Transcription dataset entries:
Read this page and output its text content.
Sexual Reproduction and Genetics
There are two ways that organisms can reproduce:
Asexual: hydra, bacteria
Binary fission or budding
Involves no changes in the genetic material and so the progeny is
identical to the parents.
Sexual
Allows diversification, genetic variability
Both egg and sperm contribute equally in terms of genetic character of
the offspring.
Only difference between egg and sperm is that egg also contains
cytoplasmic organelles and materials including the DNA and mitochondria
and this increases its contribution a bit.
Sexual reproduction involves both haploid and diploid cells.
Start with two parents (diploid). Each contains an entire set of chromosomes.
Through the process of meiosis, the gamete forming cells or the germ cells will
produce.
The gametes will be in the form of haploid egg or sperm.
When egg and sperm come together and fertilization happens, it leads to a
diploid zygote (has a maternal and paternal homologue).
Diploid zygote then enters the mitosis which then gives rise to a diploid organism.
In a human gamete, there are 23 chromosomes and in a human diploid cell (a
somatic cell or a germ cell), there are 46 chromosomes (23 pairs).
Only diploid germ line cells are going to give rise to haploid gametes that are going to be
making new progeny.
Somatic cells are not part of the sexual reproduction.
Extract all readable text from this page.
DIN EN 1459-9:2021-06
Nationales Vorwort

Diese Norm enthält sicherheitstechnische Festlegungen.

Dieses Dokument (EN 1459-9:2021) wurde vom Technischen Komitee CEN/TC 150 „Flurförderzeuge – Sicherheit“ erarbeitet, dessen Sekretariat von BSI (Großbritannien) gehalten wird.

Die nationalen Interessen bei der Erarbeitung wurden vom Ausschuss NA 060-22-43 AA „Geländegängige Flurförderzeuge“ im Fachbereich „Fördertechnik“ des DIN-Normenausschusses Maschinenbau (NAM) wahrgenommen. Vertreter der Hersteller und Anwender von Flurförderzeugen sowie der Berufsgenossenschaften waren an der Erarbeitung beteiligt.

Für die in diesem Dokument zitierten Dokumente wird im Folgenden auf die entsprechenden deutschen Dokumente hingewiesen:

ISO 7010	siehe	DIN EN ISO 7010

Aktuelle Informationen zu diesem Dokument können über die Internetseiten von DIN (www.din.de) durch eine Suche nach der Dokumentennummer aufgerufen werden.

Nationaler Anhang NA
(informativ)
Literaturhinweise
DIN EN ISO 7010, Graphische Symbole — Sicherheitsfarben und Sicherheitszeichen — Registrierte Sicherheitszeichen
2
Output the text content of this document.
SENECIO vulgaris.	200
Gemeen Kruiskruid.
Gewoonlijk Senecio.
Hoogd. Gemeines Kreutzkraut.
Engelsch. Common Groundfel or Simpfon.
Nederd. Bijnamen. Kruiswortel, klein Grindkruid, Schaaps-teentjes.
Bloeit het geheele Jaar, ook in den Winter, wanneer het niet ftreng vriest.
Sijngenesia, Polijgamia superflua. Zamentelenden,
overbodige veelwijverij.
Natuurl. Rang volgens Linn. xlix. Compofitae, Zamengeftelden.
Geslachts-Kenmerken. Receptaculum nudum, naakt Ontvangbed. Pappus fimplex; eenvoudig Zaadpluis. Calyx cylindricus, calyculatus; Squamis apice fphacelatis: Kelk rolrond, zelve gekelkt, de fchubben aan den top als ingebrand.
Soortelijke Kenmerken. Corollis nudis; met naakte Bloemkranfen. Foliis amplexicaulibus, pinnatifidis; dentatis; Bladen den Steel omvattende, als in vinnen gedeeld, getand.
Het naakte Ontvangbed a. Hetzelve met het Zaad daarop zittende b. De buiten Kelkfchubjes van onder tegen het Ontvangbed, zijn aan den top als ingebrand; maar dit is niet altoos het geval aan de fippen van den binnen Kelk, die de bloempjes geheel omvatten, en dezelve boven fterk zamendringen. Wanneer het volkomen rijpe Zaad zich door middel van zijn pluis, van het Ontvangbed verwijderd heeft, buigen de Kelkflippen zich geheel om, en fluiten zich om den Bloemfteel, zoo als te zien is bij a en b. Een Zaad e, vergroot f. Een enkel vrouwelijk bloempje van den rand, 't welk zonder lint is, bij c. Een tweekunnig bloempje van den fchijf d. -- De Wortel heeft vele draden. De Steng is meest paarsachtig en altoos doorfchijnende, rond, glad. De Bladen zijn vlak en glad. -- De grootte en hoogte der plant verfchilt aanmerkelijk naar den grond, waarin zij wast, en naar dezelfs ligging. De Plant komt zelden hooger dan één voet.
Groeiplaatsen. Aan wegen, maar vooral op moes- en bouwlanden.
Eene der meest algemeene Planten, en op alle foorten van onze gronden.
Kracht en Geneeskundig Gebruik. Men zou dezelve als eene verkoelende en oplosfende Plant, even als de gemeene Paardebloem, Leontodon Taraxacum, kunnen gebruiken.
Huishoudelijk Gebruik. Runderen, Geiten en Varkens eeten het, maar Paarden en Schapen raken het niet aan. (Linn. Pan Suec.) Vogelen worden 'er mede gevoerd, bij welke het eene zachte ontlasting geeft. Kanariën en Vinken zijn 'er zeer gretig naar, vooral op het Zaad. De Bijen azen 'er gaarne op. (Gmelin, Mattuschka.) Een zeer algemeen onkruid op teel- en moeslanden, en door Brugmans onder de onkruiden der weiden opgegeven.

WHAT YOU SHOULD DO ▸ Restate the records word for word, leaving nothing out.

OUTPUT ▸
Read this page and output its text content.
Sexual Reproduction and Genetics
There are two ways that organisms can reproduce:
Asexual: hydra, bacteria
Binary fission or budding
Involves no changes in the genetic material and so the progeny is
identical to the parents.
Sexual
Allows diversification, genetic variability
Both egg and sperm contribute equally in terms of genetic character of
the offspring.
Only difference between egg and sperm is that egg also contains
cytoplasmic organelles and materials including the DNA and mitochondria
and this increases its contribution a bit.
Sexual reproduction involves both haploid and diploid cells.
Start with two parents (diploid). Each contains an entire set of chromosomes.
Through the process of meiosis, the gamete forming cells or the germ cells will
produce.
The gametes will be in the form of haploid egg or sperm.
When egg and sperm come together and fertilization happens, it leads to a
diploid zygote (has a maternal and paternal homologue).
Diploid zygote then enters the mitosis which then gives rise to a diploid organism.
In a human gamete, there are 23 chromosomes and in a human diploid cell (a
somatic cell or a germ cell), there are 46 chromosomes (23 pairs).
Only diploid germ line cells are going to give rise to haploid gametes that are going to be
making new progeny.
Somatic cells are not part of the sexual reproduction.
Extract all readable text from this page.
DIN EN 1459-9:2021-06
Nationales Vorwort

Diese Norm enthält sicherheitstechnische Festlegungen.

Dieses Dokument (EN 1459-9:2021) wurde vom Technischen Komitee CEN/TC 150 „Flurförderzeuge – Sicherheit“ erarbeitet, dessen Sekretariat von BSI (Großbritannien) gehalten wird.

Die nationalen Interessen bei der Erarbeitung wurden vom Ausschuss NA 060-22-43 AA „Geländegängige Flurförderzeuge“ im Fachbereich „Fördertechnik“ des DIN-Normenausschusses Maschinenbau (NAM) wahrgenommen. Vertreter der Hersteller und Anwender von Flurförderzeugen sowie der Berufsgenossenschaften waren an der Erarbeitung beteiligt.

Für die in diesem Dokument zitierten Dokumente wird im Folgenden auf die entsprechenden deutschen Dokumente hingewiesen:

ISO 7010	siehe	DIN EN ISO 7010

Aktuelle Informationen zu diesem Dokument können über die Internetseiten von DIN (www.din.de) durch eine Suche nach der Dokumentennummer aufgerufen werden.

Nationaler Anhang NA
(informativ)
Literaturhinweise
DIN EN ISO 7010, Graphische Symbole — Sicherheitsfarben und Sicherheitszeichen — Registrierte Sicherheitszeichen
2
Output the text content of this document.
SENECIO vulgaris.	200
Gemeen Kruiskruid.
Gewoonlijk Senecio.
Hoogd. Gemeines Kreutzkraut.
Engelsch. Common Groundfel or Simpfon.
Nederd. Bijnamen. Kruiswortel, klein Grindkruid, Schaaps-teentjes.
Bloeit het geheele Jaar, ook in den Winter, wanneer het niet ftreng vriest.
Sijngenesia, Polijgamia superflua. Zamentelenden,
overbodige veelwijverij.
Natuurl. Rang volgens Linn. xlix. Compofitae, Zamengeftelden.
Geslachts-Kenmerken. Receptaculum nudum, naakt Ontvangbed. Pappus fimplex; eenvoudig Zaadpluis. Calyx cylindricus, calyculatus; Squamis apice fphacelatis: Kelk rolrond, zelve gekelkt, de fchubben aan den top als ingebrand.
Soortelijke Kenmerken. Corollis nudis; met naakte Bloemkranfen. Foliis amplexicaulibus, pinnatifidis; dentatis; Bladen den Steel omvattende, als in vinnen gedeeld, getand.
Het naakte Ontvangbed a. Hetzelve met het Zaad daarop zittende b. De buiten Kelkfchubjes van onder tegen het Ontvangbed, zijn aan den top als ingebrand; maar dit is niet altoos het geval aan de fippen van den binnen Kelk, die de bloempjes geheel omvatten, en dezelve boven fterk zamendringen. Wanneer het volkomen rijpe Zaad zich door middel van zijn pluis, van het Ontvangbed verwijderd heeft, buigen de Kelkflippen zich geheel om, en fluiten zich om den Bloemfteel, zoo als te zien is bij a en b. Een Zaad e, vergroot f. Een enkel vrouwelijk bloempje van den rand, 't welk zonder lint is, bij c. Een tweekunnig bloempje van den fchijf d. -- De Wortel heeft vele draden. De Steng is meest paarsachtig en altoos doorfchijnende, rond, glad. De Bladen zijn vlak en glad. -- De grootte en hoogte der plant verfchilt aanmerkelijk naar den grond, waarin zij wast, en naar dezelfs ligging. De Plant komt zelden hooger dan één voet.
Groeiplaatsen. Aan wegen, maar vooral op moes- en bouwlanden.
Eene der meest algemeene Planten, en op alle foorten van onze gronden.
Kracht en Geneeskundig Gebruik. Men zou dezelve als eene verkoelende en oplosfende Plant, even als de gemeene Paardebloem, Leontodon Taraxacum, kunnen gebruiken.
Huishoudelijk Gebruik. Runderen, Geiten en Varkens eeten het, maar Paarden en Schapen raken het niet aan. (Linn. Pan Suec.) Vogelen worden 'er mede gevoerd, bij welke het eene zachte ontlasting geeft. Kanariën en Vinken zijn 'er zeer gretig naar, vooral op het Zaad. De Bijen azen 'er gaarne op. (Gmelin, Mattuschka.) Een zeer algemeen onkruid op teel- en moeslanden, en door Brugmans onder de onkruiden der weiden opgegeven.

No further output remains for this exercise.